* [Instructions to follow] Pick out all lines of the entries that include the word "restrictions" and copy them.

▬▬▬

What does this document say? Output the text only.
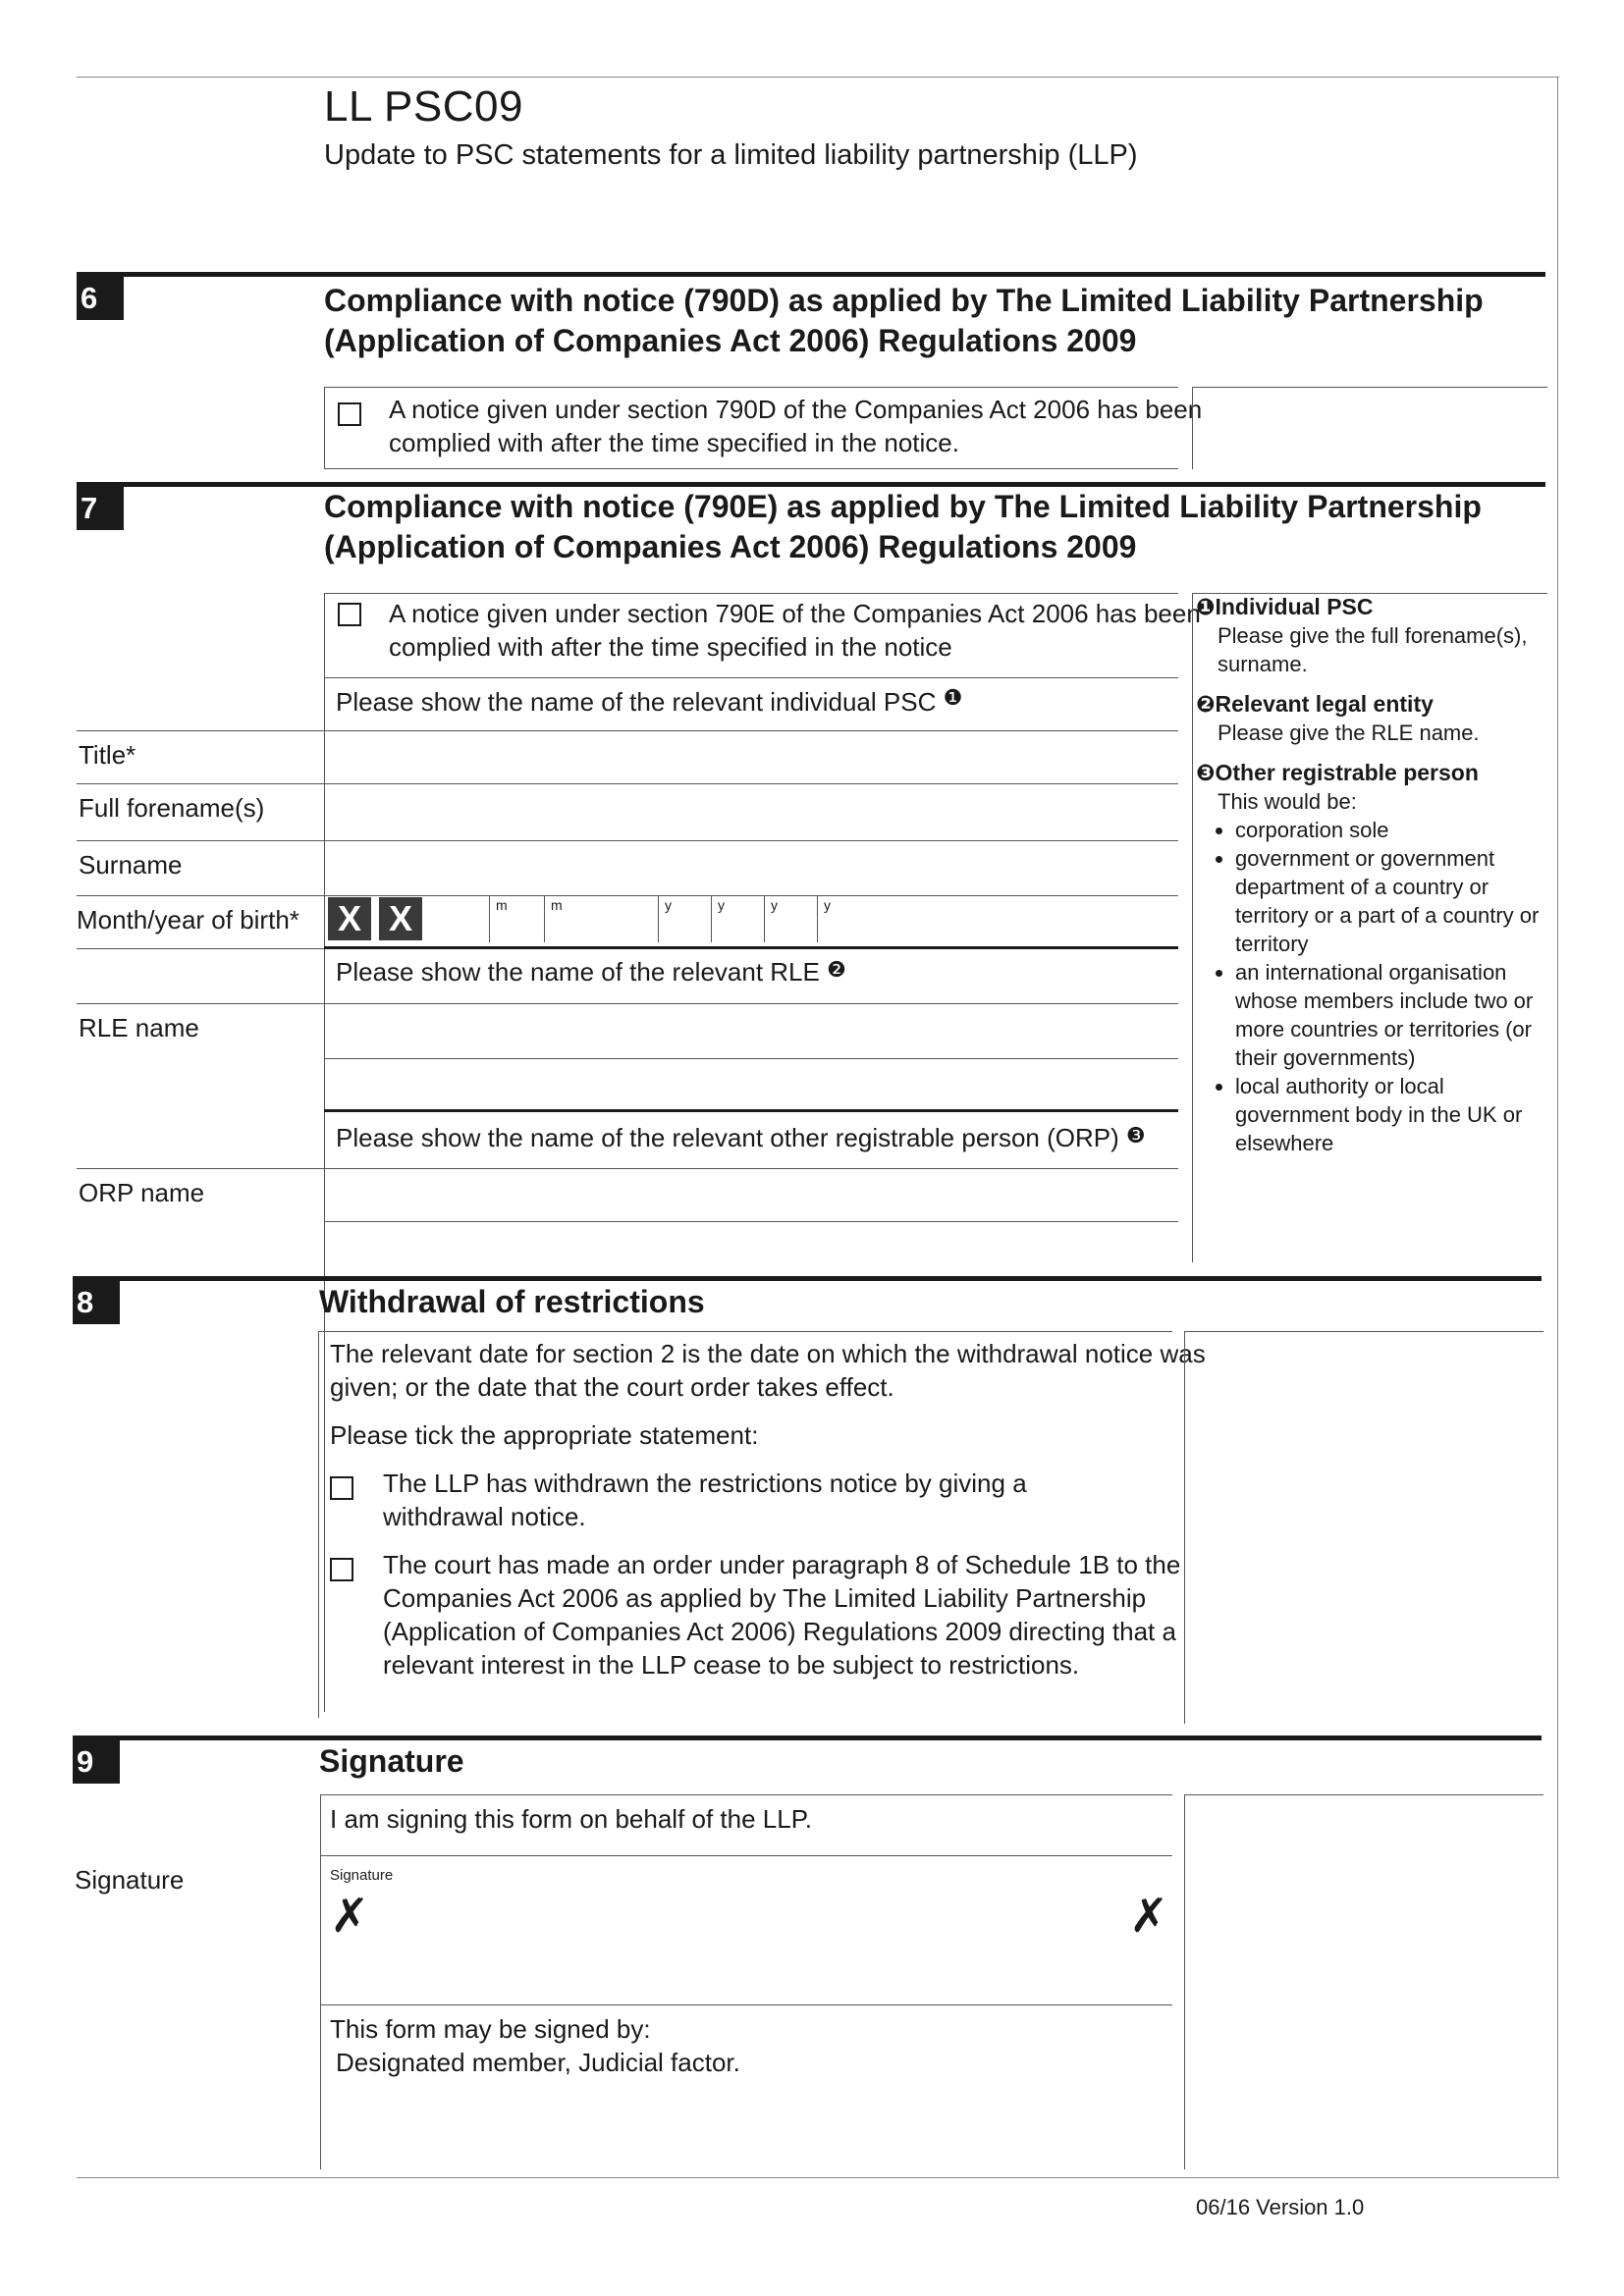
LL PSC09
Update to PSC statements for a limited liability partnership (LLP)
6	Compliance with notice (790D) as applied by The Limited Liability Partnership
(Application of Companies Act 2006) Regulations 2009
A notice given under section 790D of the Companies Act 2006 has been
complied with after the time specified in the notice.
7	Compliance with notice (790E) as applied by The Limited Liability Partnership
(Application of Companies Act 2006) Regulations 2009
A notice given under section 790E of the Companies Act 2006 has been
complied with after the time specified in the notice
Please show the name of the relevant individual PSC $^❶$
Title*
Full forename(s)
Surname
Month/year of birth* X X	m	m	y	y	y	y
Please show the name of the relevant RLE ❷
RLE name
Please show the name of the relevant other registrable person (ORP) ❸
ORP name
❶Individual PSC
Please give the full forename(s),
surname.
❷Relevant legal entity
Please give the RLE name.
❸Other registrable person
This would be:
• corporation sole
• government or government
department of a country or
territory or a part of a country or
territory
• an international organisation
whose members include two or
more countries or territories (or
their governments)
• local authority or local
government body in the UK or
elsewhere
8	Withdrawal of restrictions
The relevant date for section 2 is the date on which the withdrawal notice was
given; or the date that the court order takes effect.
Please tick the appropriate statement:
The LLP has withdrawn the restrictions notice by giving a
withdrawal notice.
The court has made an order under paragraph 8 of Schedule 1B to the
Companies Act 2006 as applied by The Limited Liability Partnership
(Application of Companies Act 2006) Regulations 2009 directing that a
relevant interest in the LLP cease to be subject to restrictions.
9	Signature
I am signing this form on behalf of the LLP.
Signature	Signature
✗	✗
This form may be signed by:
Designated member, Judicial factor.
06/16 Version 1.0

▬▬▬

* [Exercise output]
8	Withdrawal of restrictions
The LLP has withdrawn the restrictions notice by giving a
relevant interest in the LLP cease to be subject to restrictions.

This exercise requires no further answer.